-------- DATASET EXCERPTS

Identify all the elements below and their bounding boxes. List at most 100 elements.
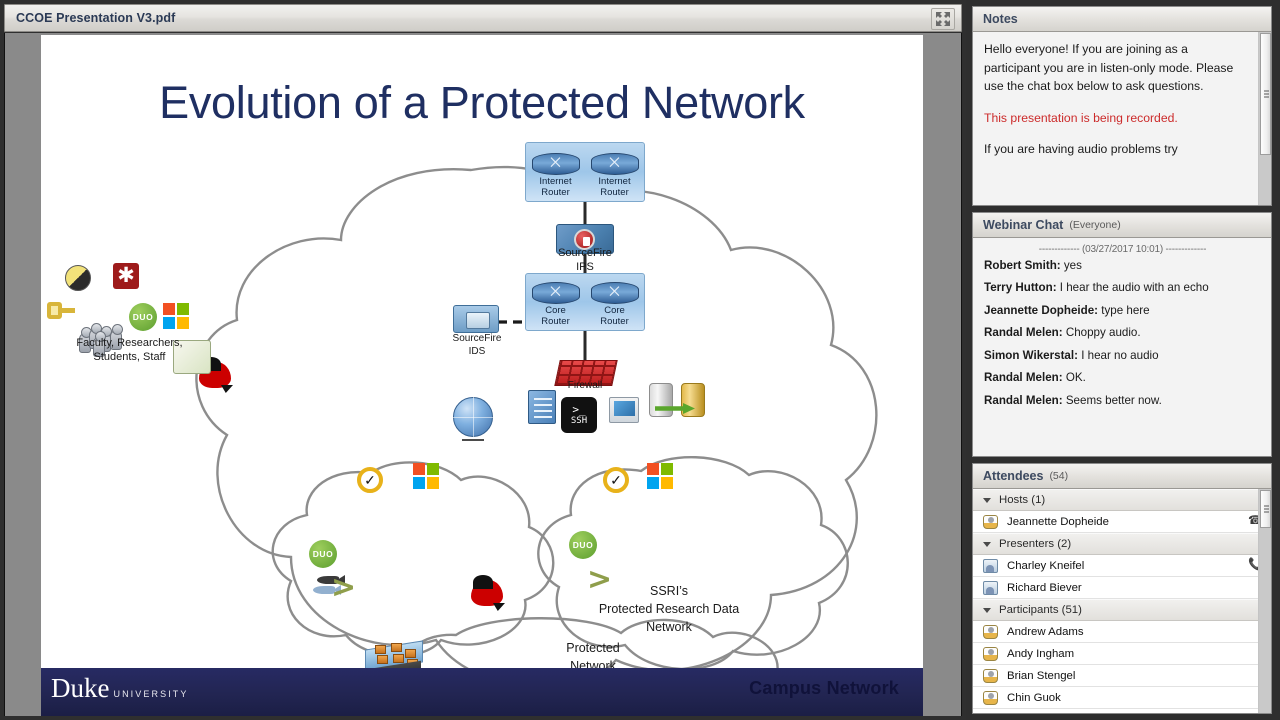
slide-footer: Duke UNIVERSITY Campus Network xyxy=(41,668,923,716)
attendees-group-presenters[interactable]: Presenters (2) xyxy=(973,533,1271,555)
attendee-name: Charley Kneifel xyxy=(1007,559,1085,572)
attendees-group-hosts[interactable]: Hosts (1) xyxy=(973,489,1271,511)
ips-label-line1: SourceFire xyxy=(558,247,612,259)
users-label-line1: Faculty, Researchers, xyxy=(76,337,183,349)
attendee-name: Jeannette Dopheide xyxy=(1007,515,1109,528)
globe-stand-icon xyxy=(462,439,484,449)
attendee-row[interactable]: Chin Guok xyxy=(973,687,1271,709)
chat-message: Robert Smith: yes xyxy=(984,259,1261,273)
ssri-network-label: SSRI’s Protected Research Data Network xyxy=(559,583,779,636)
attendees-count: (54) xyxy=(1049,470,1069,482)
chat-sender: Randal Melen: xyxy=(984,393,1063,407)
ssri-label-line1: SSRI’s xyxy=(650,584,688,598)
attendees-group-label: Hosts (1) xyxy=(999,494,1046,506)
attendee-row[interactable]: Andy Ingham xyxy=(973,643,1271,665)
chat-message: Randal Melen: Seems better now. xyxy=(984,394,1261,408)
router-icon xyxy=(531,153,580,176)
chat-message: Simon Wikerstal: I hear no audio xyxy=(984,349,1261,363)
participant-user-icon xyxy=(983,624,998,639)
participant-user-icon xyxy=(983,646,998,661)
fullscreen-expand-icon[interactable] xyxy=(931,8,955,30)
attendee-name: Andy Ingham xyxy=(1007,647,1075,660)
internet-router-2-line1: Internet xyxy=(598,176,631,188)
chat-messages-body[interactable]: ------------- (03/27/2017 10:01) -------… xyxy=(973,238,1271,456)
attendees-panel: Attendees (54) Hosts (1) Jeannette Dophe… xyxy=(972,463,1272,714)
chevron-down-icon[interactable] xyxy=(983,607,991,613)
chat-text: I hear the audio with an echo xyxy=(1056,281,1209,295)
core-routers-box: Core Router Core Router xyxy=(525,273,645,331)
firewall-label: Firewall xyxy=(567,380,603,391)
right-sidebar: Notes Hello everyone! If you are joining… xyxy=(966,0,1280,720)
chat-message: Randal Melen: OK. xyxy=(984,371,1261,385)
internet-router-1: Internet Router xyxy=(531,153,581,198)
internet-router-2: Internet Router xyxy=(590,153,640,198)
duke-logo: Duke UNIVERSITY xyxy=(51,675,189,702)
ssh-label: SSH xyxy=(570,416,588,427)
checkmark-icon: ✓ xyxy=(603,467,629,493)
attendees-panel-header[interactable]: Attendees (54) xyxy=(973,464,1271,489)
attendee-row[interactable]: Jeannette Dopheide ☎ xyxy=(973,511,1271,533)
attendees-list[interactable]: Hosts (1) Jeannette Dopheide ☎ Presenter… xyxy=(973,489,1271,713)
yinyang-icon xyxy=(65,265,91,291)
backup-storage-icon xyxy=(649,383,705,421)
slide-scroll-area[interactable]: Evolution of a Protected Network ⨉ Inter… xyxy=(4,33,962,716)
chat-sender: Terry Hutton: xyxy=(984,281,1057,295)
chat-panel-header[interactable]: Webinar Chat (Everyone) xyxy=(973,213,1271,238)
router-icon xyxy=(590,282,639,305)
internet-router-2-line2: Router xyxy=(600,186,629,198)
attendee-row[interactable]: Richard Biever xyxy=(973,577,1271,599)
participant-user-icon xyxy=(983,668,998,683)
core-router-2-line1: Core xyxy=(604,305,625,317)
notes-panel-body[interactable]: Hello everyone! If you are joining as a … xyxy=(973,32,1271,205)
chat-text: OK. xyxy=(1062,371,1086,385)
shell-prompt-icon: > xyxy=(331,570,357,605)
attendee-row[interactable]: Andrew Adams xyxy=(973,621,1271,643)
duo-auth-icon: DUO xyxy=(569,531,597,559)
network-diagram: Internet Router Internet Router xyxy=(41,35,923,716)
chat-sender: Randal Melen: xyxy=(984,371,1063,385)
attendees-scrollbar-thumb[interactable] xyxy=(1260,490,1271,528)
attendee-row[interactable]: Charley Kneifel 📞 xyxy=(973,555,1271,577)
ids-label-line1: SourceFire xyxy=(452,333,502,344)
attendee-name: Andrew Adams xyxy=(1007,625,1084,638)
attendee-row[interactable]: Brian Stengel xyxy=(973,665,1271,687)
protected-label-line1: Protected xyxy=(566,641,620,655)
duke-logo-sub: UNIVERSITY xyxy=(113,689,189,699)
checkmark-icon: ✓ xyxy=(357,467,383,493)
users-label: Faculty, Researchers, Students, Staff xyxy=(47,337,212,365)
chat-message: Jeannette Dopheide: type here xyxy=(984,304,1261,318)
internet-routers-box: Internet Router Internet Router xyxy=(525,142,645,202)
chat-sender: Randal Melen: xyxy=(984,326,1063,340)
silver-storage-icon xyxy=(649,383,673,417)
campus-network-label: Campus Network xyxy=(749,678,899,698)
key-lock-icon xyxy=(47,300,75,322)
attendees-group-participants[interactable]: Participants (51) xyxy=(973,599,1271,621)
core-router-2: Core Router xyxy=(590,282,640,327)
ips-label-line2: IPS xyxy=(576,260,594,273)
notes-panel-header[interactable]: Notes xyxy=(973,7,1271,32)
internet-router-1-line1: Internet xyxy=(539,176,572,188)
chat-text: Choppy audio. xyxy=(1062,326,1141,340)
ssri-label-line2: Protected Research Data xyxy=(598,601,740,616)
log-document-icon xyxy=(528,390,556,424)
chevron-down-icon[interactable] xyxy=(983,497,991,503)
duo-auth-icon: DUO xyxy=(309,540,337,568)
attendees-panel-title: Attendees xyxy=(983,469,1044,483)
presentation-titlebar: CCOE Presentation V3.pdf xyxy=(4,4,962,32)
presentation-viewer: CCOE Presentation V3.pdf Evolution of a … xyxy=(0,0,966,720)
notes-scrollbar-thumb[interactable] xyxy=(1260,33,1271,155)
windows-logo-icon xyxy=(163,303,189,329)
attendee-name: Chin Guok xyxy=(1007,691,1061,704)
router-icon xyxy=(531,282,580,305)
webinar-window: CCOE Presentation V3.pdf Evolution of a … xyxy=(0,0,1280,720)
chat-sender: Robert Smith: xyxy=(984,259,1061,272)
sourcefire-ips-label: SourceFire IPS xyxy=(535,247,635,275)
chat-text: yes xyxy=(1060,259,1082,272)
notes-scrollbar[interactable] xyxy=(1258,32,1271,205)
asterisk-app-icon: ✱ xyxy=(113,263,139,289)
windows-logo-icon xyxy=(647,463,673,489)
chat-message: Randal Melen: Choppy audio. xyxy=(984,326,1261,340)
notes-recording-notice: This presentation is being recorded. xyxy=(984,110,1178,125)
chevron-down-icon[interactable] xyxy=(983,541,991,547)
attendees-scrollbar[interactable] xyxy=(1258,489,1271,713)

----------------

Retype the listing from the line with "slide-footer: Duke UNIVERSITY" to the line with "chat-message: Randal Melen: Seems", reproducing every line without change.

slide-footer: Duke UNIVERSITY Campus Network xyxy=(41,668,923,716)
attendees-group-presenters[interactable]: Presenters (2) xyxy=(973,533,1271,555)
attendee-name: Charley Kneifel xyxy=(1007,559,1085,572)
attendees-group-hosts[interactable]: Hosts (1) xyxy=(973,489,1271,511)
ips-label-line1: SourceFire xyxy=(558,247,612,259)
users-label-line1: Faculty, Researchers, xyxy=(76,337,183,349)
attendee-name: Jeannette Dopheide xyxy=(1007,515,1109,528)
globe-stand-icon xyxy=(462,439,484,449)
attendee-row[interactable]: Chin Guok xyxy=(973,687,1271,709)
chat-message: Robert Smith: yes xyxy=(984,259,1261,273)
ssri-network-label: SSRI’s Protected Research Data Network xyxy=(559,583,779,636)
attendees-count: (54) xyxy=(1049,470,1069,482)
chat-sender: Randal Melen: xyxy=(984,393,1063,407)
ssri-label-line1: SSRI’s xyxy=(650,584,688,598)
attendees-group-label: Hosts (1) xyxy=(999,494,1046,506)
attendee-row[interactable]: Andy Ingham xyxy=(973,643,1271,665)
chat-message: Randal Melen: Seems better now. xyxy=(984,394,1261,408)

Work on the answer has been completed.